Leave out the images; return the rest of the data exactly.

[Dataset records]
___
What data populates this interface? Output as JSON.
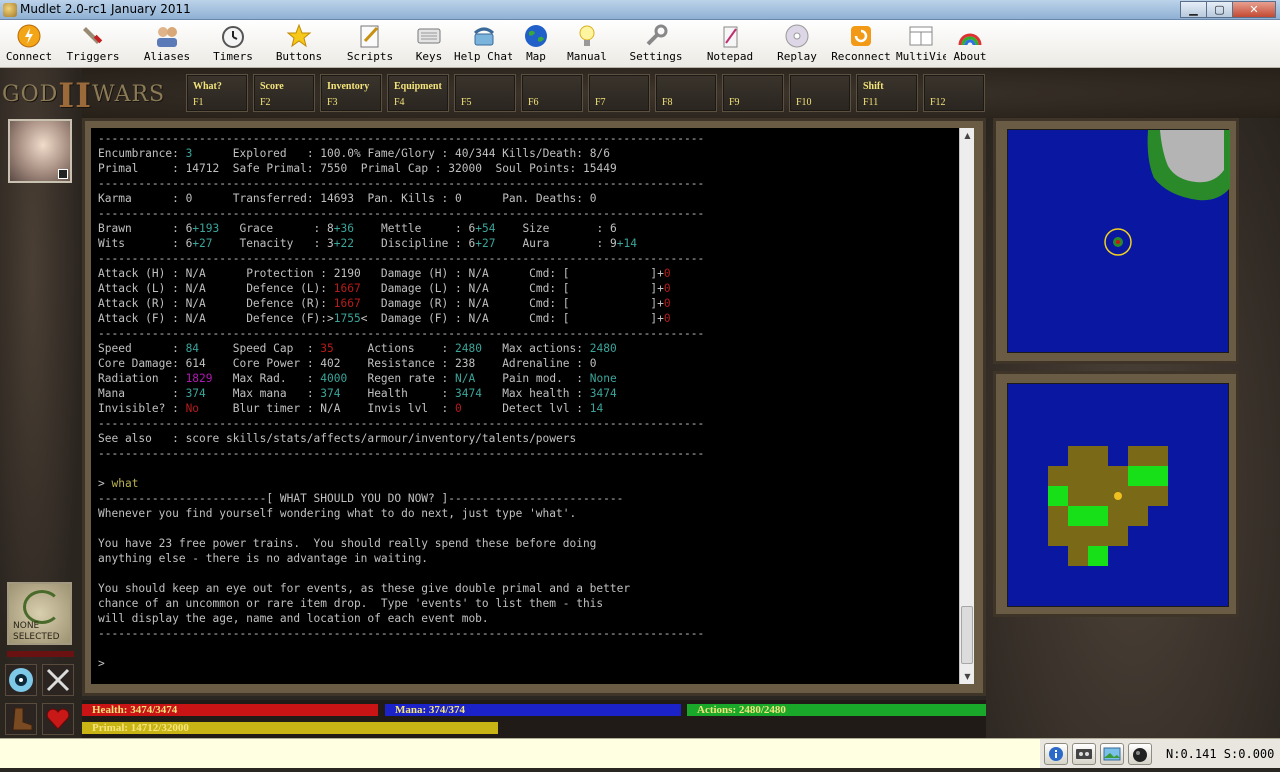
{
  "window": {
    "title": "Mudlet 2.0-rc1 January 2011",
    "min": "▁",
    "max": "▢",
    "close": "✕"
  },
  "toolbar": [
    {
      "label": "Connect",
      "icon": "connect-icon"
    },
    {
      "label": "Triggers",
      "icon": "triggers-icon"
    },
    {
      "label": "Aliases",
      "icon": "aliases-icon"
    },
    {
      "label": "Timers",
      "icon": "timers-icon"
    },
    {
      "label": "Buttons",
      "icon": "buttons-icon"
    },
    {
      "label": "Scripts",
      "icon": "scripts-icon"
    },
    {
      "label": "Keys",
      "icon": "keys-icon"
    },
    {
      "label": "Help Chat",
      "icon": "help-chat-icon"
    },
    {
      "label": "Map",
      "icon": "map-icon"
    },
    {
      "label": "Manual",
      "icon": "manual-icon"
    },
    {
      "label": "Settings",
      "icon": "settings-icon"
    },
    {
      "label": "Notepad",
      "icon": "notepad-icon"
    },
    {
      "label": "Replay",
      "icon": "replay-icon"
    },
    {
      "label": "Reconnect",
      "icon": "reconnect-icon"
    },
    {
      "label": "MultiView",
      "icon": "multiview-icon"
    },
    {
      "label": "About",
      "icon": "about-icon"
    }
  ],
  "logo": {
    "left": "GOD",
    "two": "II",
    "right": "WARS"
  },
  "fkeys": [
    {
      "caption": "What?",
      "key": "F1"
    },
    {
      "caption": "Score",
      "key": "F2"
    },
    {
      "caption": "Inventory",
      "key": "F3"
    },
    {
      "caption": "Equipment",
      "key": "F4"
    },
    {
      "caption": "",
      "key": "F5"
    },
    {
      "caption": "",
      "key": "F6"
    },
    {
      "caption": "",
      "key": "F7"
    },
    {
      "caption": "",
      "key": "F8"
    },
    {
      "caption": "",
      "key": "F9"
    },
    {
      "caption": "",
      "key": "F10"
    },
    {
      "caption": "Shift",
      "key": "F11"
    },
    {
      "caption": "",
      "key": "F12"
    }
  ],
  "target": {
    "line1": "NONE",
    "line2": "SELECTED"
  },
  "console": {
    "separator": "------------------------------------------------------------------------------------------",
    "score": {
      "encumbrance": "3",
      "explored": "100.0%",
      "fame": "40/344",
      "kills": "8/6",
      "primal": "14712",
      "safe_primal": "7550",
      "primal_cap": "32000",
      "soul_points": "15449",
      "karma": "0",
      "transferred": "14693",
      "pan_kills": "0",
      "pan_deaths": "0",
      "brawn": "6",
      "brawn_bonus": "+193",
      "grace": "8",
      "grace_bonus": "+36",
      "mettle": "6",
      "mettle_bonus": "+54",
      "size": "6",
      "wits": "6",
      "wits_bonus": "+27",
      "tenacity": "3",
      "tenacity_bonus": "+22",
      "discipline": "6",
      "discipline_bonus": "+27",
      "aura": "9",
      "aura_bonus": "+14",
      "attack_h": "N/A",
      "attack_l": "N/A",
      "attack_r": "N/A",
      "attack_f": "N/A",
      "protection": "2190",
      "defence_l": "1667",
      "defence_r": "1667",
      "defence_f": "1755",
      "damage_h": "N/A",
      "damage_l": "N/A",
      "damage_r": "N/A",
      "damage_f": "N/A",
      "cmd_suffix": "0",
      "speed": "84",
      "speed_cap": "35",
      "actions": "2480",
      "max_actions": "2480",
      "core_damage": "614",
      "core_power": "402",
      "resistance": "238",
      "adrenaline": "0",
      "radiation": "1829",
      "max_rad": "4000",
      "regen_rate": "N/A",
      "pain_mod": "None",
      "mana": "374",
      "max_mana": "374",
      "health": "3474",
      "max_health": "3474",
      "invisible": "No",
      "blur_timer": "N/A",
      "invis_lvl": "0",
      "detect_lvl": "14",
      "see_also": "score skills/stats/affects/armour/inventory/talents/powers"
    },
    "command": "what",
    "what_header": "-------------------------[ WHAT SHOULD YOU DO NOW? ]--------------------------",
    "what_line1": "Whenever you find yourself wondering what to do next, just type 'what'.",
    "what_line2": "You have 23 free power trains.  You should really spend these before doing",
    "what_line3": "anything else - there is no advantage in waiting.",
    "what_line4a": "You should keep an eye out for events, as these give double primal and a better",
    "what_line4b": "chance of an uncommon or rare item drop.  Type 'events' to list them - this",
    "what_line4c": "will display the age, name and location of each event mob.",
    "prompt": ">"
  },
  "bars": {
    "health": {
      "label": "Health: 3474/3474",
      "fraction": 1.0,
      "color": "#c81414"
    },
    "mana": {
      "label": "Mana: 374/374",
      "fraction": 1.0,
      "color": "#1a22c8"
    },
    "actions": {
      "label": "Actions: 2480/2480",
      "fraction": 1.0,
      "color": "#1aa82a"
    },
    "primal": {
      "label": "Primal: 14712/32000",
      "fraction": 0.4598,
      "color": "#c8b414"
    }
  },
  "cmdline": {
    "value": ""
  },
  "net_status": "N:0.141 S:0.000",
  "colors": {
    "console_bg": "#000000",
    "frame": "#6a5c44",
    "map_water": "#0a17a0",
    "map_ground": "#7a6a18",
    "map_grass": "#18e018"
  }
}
___
Final result -
What data populates this interface? Output as JSON.
{
  "window": {
    "title": "Mudlet 2.0-rc1 January 2011",
    "min": "▁",
    "max": "▢",
    "close": "✕"
  },
  "toolbar": [
    {
      "label": "Connect",
      "icon": "connect-icon"
    },
    {
      "label": "Triggers",
      "icon": "triggers-icon"
    },
    {
      "label": "Aliases",
      "icon": "aliases-icon"
    },
    {
      "label": "Timers",
      "icon": "timers-icon"
    },
    {
      "label": "Buttons",
      "icon": "buttons-icon"
    },
    {
      "label": "Scripts",
      "icon": "scripts-icon"
    },
    {
      "label": "Keys",
      "icon": "keys-icon"
    },
    {
      "label": "Help Chat",
      "icon": "help-chat-icon"
    },
    {
      "label": "Map",
      "icon": "map-icon"
    },
    {
      "label": "Manual",
      "icon": "manual-icon"
    },
    {
      "label": "Settings",
      "icon": "settings-icon"
    },
    {
      "label": "Notepad",
      "icon": "notepad-icon"
    },
    {
      "label": "Replay",
      "icon": "replay-icon"
    },
    {
      "label": "Reconnect",
      "icon": "reconnect-icon"
    },
    {
      "label": "MultiView",
      "icon": "multiview-icon"
    },
    {
      "label": "About",
      "icon": "about-icon"
    }
  ],
  "logo": {
    "left": "GOD",
    "two": "II",
    "right": "WARS"
  },
  "fkeys": [
    {
      "caption": "What?",
      "key": "F1"
    },
    {
      "caption": "Score",
      "key": "F2"
    },
    {
      "caption": "Inventory",
      "key": "F3"
    },
    {
      "caption": "Equipment",
      "key": "F4"
    },
    {
      "caption": "",
      "key": "F5"
    },
    {
      "caption": "",
      "key": "F6"
    },
    {
      "caption": "",
      "key": "F7"
    },
    {
      "caption": "",
      "key": "F8"
    },
    {
      "caption": "",
      "key": "F9"
    },
    {
      "caption": "",
      "key": "F10"
    },
    {
      "caption": "Shift",
      "key": "F11"
    },
    {
      "caption": "",
      "key": "F12"
    }
  ],
  "target": {
    "line1": "NONE",
    "line2": "SELECTED"
  },
  "console": {
    "separator": "------------------------------------------------------------------------------------------",
    "score": {
      "encumbrance": "3",
      "explored": "100.0%",
      "fame": "40/344",
      "kills": "8/6",
      "primal": "14712",
      "safe_primal": "7550",
      "primal_cap": "32000",
      "soul_points": "15449",
      "karma": "0",
      "transferred": "14693",
      "pan_kills": "0",
      "pan_deaths": "0",
      "brawn": "6",
      "brawn_bonus": "+193",
      "grace": "8",
      "grace_bonus": "+36",
      "mettle": "6",
      "mettle_bonus": "+54",
      "size": "6",
      "wits": "6",
      "wits_bonus": "+27",
      "tenacity": "3",
      "tenacity_bonus": "+22",
      "discipline": "6",
      "discipline_bonus": "+27",
      "aura": "9",
      "aura_bonus": "+14",
      "attack_h": "N/A",
      "attack_l": "N/A",
      "attack_r": "N/A",
      "attack_f": "N/A",
      "protection": "2190",
      "defence_l": "1667",
      "defence_r": "1667",
      "defence_f": "1755",
      "damage_h": "N/A",
      "damage_l": "N/A",
      "damage_r": "N/A",
      "damage_f": "N/A",
      "cmd_suffix": "0",
      "speed": "84",
      "speed_cap": "35",
      "actions": "2480",
      "max_actions": "2480",
      "core_damage": "614",
      "core_power": "402",
      "resistance": "238",
      "adrenaline": "0",
      "radiation": "1829",
      "max_rad": "4000",
      "regen_rate": "N/A",
      "pain_mod": "None",
      "mana": "374",
      "max_mana": "374",
      "health": "3474",
      "max_health": "3474",
      "invisible": "No",
      "blur_timer": "N/A",
      "invis_lvl": "0",
      "detect_lvl": "14",
      "see_also": "score skills/stats/affects/armour/inventory/talents/powers"
    },
    "command": "what",
    "what_header": "-------------------------[ WHAT SHOULD YOU DO NOW? ]--------------------------",
    "what_line1": "Whenever you find yourself wondering what to do next, just type 'what'.",
    "what_line2": "You have 23 free power trains.  You should really spend these before doing",
    "what_line3": "anything else - there is no advantage in waiting.",
    "what_line4a": "You should keep an eye out for events, as these give double primal and a better",
    "what_line4b": "chance of an uncommon or rare item drop.  Type 'events' to list them - this",
    "what_line4c": "will display the age, name and location of each event mob.",
    "prompt": ">"
  },
  "bars": {
    "health": {
      "label": "Health: 3474/3474",
      "fraction": 1.0,
      "color": "#c81414"
    },
    "mana": {
      "label": "Mana: 374/374",
      "fraction": 1.0,
      "color": "#1a22c8"
    },
    "actions": {
      "label": "Actions: 2480/2480",
      "fraction": 1.0,
      "color": "#1aa82a"
    },
    "primal": {
      "label": "Primal: 14712/32000",
      "fraction": 0.4598,
      "color": "#c8b414"
    }
  },
  "cmdline": {
    "value": ""
  },
  "net_status": "N:0.141 S:0.000",
  "colors": {
    "console_bg": "#000000",
    "frame": "#6a5c44",
    "map_water": "#0a17a0",
    "map_ground": "#7a6a18",
    "map_grass": "#18e018"
  }
}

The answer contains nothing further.